_正文_.
↓↓↓

圖2 量子點與四膜蟲結合及對存活率影響Fig.2 Quantum dots bind to Tetrahymena cell and inhibitory effects of QDs on Tetrahymena cellular viability

生長抑制作用是毒理學最基本的指標之一，在本研究中對量子點納米材料對四膜蟲的生長抑制作用也進行了驗證，結果顯示在研究的濃度范圍內呈現了劑量毒性效應，羅慧［20］也發現CdSe量子點對四膜蟲生長存在抑制作用，且毒性強度與濃度成正比，這與本研究的結果一致.

↑↑↑

_材料集_.
↓↓↓

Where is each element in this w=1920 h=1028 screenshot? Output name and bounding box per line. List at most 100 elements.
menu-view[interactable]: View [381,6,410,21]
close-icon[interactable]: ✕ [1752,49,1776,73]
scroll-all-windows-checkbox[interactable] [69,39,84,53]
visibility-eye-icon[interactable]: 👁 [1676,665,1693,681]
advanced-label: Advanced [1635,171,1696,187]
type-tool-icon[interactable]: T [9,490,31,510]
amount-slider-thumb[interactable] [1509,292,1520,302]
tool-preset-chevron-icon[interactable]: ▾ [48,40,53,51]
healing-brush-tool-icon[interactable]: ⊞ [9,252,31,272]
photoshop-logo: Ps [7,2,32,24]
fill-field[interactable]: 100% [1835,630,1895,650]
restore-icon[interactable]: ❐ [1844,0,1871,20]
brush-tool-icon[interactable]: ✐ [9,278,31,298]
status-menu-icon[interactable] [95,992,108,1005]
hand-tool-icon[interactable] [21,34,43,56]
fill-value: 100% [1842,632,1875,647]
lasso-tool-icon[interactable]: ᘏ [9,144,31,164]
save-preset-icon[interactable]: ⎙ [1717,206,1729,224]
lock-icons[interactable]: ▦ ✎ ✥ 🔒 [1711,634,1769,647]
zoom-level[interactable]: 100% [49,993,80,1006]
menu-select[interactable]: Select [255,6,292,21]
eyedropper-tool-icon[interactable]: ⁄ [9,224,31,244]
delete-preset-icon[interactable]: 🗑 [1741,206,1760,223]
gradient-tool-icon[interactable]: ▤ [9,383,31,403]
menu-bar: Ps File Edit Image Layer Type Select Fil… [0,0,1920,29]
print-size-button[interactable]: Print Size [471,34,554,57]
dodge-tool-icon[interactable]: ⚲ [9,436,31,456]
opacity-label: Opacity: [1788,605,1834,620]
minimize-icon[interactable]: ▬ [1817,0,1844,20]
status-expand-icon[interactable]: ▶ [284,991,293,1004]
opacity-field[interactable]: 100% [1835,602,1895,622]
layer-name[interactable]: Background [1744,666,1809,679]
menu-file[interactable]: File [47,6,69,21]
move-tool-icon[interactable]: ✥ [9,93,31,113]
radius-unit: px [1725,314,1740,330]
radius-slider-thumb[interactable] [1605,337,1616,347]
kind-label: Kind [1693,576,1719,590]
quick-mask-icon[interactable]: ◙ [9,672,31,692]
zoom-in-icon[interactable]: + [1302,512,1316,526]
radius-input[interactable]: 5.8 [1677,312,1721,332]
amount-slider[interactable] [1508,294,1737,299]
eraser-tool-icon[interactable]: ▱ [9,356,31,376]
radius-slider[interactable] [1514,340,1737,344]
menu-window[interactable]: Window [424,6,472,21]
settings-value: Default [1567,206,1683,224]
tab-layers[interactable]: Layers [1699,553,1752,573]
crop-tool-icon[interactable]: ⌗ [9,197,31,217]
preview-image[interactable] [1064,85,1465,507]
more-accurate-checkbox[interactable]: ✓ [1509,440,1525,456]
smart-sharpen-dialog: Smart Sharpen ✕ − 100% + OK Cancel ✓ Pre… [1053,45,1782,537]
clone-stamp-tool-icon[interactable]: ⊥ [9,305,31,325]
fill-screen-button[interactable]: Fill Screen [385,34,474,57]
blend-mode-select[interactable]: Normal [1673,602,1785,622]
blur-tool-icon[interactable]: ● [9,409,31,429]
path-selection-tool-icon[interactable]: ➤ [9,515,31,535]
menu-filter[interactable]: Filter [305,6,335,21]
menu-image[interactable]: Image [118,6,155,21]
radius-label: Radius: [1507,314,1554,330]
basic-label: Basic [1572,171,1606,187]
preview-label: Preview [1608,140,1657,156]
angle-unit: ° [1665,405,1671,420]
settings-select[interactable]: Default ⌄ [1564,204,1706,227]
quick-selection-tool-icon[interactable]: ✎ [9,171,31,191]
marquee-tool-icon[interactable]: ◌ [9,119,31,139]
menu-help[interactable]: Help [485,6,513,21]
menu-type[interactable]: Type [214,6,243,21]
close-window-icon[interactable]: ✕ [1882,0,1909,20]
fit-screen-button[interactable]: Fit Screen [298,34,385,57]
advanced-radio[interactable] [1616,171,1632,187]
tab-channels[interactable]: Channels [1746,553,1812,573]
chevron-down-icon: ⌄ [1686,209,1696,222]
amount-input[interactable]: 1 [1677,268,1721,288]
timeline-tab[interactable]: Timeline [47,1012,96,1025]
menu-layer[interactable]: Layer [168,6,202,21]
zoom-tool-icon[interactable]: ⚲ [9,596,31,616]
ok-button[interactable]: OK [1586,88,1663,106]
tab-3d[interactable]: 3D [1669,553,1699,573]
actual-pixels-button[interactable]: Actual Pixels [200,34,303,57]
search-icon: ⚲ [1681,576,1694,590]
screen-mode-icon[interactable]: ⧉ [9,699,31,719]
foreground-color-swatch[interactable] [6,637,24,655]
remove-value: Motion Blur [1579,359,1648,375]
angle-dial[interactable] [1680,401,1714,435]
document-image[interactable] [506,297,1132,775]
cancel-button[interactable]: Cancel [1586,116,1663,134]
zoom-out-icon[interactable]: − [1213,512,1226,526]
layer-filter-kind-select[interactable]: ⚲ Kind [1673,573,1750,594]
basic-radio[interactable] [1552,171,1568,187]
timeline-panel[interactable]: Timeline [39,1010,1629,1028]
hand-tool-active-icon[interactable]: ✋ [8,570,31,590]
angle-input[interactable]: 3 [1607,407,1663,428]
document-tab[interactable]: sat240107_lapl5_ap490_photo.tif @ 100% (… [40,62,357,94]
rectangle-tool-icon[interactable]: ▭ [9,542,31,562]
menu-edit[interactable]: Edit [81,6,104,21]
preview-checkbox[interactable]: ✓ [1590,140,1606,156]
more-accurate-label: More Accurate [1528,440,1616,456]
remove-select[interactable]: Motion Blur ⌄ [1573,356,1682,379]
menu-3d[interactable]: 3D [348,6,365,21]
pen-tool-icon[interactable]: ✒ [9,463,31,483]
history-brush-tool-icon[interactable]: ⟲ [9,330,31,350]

↑↑↑

_本题任务_. 请从关于量子点抑制四膜虫生长的那段文字的最后一句之后接着往下写。

_本题答案_.
2.3 量子點對四膜蟲的氧化損傷被廣泛接受的鎘系量子點的毒性機制的探討主要集中在重金屬元素Cd2＋的釋放、氧化過程中活性氧的產生以及活性氧自由基ROS介導的氧化應激等方面［22］，而氧化損傷也是重金屬離子Cd2＋的毒性機制之一.活性氧可啟動一個鏈式反應，易與細胞膜上的各種不飽和脂肪酸及膽固醇反應，這種直接作用于細胞的氧化損傷能導致細胞脂質過氧化水平升高，引起DNA氧化損傷，細胞凋亡［23］.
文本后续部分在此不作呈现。